Set down exactly the lines that run from the line with "OCR this image." to the end of the data, and nothing else.
* START DATASET CONTENT *
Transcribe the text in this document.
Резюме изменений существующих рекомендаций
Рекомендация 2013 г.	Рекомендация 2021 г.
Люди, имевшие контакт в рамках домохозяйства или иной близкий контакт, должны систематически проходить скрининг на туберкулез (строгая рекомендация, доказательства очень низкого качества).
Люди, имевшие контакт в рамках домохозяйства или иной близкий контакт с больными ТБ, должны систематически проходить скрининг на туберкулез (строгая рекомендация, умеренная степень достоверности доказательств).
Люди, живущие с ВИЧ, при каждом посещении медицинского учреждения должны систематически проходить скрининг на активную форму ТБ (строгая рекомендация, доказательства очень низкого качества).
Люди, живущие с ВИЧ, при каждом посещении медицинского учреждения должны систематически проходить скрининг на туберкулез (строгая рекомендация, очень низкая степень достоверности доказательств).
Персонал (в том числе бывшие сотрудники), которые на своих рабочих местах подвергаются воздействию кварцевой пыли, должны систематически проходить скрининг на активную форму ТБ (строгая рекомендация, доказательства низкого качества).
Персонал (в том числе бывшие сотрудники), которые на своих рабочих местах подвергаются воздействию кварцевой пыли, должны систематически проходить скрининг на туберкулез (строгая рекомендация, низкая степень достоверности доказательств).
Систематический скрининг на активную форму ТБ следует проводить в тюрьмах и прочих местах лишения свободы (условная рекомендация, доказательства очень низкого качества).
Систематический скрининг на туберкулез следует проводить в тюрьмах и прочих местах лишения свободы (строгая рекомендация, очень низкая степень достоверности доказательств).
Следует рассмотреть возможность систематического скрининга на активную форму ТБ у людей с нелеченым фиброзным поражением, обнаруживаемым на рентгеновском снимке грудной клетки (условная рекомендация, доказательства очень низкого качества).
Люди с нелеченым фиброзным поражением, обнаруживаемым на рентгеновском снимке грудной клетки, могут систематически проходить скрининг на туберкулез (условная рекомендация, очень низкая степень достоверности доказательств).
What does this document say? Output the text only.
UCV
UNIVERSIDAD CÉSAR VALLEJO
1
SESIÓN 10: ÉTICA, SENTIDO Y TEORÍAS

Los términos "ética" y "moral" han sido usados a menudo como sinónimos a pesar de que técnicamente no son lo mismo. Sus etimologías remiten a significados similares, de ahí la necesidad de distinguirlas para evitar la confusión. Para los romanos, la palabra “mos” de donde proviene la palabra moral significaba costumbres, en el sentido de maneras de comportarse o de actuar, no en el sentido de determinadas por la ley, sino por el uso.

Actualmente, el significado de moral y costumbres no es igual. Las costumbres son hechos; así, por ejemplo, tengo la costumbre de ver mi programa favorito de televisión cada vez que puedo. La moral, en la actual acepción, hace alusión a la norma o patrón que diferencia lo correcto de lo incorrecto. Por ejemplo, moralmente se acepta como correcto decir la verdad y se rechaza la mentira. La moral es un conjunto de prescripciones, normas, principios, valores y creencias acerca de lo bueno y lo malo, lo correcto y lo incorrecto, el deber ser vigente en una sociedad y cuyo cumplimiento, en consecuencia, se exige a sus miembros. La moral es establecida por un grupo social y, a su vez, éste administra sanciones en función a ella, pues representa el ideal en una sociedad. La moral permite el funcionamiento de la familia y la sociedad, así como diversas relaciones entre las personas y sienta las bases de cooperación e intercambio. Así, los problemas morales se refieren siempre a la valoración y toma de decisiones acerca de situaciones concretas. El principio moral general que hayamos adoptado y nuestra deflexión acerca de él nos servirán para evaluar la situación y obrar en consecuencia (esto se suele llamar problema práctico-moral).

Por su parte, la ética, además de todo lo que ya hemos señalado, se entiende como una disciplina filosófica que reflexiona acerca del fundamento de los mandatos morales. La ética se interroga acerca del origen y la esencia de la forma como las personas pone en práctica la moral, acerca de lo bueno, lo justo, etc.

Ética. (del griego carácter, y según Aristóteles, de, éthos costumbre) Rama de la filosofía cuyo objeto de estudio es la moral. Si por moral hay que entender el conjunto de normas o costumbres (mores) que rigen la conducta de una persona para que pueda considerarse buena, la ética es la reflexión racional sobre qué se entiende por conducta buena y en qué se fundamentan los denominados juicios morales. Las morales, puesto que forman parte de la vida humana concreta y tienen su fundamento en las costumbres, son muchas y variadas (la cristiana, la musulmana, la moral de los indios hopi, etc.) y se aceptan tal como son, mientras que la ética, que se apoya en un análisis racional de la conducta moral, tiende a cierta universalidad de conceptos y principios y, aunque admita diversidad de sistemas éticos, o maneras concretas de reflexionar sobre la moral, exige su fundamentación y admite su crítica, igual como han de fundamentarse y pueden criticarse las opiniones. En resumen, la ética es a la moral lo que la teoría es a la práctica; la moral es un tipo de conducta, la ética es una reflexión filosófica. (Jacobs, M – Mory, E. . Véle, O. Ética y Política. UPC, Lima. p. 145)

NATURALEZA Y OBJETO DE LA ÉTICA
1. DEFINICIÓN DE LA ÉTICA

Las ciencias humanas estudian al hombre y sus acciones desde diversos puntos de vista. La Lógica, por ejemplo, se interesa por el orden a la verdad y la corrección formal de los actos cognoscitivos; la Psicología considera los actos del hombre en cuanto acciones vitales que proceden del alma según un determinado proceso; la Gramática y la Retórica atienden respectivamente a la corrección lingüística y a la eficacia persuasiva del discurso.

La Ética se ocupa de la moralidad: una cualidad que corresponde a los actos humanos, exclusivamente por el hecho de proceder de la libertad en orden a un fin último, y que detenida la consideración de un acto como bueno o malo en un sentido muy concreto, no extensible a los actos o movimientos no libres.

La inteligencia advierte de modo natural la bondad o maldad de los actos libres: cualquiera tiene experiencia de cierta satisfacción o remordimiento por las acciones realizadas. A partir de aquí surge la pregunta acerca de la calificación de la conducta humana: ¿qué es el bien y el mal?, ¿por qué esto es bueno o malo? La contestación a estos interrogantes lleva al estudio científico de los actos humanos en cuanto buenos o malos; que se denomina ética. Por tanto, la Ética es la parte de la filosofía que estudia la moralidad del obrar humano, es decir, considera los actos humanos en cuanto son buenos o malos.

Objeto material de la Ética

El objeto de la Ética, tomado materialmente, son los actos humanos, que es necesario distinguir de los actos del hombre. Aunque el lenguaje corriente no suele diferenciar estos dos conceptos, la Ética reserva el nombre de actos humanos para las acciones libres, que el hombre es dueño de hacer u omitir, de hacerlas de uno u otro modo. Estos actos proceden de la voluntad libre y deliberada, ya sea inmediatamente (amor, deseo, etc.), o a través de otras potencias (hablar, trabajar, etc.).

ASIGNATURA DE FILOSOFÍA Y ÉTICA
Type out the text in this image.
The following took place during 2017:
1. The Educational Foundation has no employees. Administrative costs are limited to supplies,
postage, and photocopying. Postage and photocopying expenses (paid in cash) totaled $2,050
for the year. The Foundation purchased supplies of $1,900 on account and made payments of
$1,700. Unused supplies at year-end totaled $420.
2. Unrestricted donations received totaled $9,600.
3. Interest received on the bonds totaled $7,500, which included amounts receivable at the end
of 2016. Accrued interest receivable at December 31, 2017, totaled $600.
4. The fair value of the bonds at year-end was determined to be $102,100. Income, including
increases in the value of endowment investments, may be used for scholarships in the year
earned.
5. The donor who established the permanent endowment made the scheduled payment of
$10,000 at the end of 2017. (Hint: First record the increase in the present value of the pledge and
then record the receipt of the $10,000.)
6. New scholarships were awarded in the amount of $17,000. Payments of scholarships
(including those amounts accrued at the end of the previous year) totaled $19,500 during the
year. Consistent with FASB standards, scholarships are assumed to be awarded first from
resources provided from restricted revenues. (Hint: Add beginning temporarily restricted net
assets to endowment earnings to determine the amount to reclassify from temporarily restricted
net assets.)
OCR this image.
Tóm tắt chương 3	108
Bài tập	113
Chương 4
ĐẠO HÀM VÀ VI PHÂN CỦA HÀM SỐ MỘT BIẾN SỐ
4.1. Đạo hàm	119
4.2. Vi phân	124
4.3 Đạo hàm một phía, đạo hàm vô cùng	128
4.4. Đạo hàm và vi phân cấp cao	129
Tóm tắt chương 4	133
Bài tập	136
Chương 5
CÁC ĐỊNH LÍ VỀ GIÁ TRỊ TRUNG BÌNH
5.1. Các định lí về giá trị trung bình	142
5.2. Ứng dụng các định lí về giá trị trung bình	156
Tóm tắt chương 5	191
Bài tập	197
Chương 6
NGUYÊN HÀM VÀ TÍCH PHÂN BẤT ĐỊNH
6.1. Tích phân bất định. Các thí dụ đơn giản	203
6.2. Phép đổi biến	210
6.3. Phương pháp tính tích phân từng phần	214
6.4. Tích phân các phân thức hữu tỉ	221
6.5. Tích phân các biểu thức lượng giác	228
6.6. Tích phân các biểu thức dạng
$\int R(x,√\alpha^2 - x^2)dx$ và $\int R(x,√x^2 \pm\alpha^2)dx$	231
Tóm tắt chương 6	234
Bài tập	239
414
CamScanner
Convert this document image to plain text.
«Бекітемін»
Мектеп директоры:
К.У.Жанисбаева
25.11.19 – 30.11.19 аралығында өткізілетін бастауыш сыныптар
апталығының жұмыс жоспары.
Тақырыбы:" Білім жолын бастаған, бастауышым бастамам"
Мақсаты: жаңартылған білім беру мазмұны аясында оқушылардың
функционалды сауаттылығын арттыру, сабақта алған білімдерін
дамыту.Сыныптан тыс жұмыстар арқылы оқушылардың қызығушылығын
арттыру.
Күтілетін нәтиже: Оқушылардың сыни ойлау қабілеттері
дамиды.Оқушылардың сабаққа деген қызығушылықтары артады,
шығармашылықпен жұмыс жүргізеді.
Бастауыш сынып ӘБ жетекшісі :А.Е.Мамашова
* END DATASET CONTENT *
TASK RESPONSE:
OCR this image.
Tóm tắt chương 3	108
Bài tập	113
Chương 4
ĐẠO HÀM VÀ VI PHÂN CỦA HÀM SỐ MỘT BIẾN SỐ
4.1. Đạo hàm	119
4.2. Vi phân	124
4.3 Đạo hàm một phía, đạo hàm vô cùng	128
4.4. Đạo hàm và vi phân cấp cao	129
Tóm tắt chương 4	133
Bài tập	136
Chương 5
CÁC ĐỊNH LÍ VỀ GIÁ TRỊ TRUNG BÌNH
5.1. Các định lí về giá trị trung bình	142
5.2. Ứng dụng các định lí về giá trị trung bình	156
Tóm tắt chương 5	191
Bài tập	197
Chương 6
NGUYÊN HÀM VÀ TÍCH PHÂN BẤT ĐỊNH
6.1. Tích phân bất định. Các thí dụ đơn giản	203
6.2. Phép đổi biến	210
6.3. Phương pháp tính tích phân từng phần	214
6.4. Tích phân các phân thức hữu tỉ	221
6.5. Tích phân các biểu thức lượng giác	228
6.6. Tích phân các biểu thức dạng
$\int R(x,√\alpha^2 - x^2)dx$ và $\int R(x,√x^2 \pm\alpha^2)dx$	231
Tóm tắt chương 6	234
Bài tập	239
414
CamScanner
Convert this document image to plain text.
«Бекітемін»
Мектеп директоры:
К.У.Жанисбаева
25.11.19 – 30.11.19 аралығында өткізілетін бастауыш сыныптар
апталығының жұмыс жоспары.
Тақырыбы:" Білім жолын бастаған, бастауышым бастамам"
Мақсаты: жаңартылған білім беру мазмұны аясында оқушылардың
функционалды сауаттылығын арттыру, сабақта алған білімдерін
дамыту.Сыныптан тыс жұмыстар арқылы оқушылардың қызығушылығын
арттыру.
Күтілетін нәтиже: Оқушылардың сыни ойлау қабілеттері
дамиды.Оқушылардың сабаққа деген қызығушылықтары артады,
шығармашылықпен жұмыс жүргізеді.
Бастауыш сынып ӘБ жетекшісі :А.Е.Мамашова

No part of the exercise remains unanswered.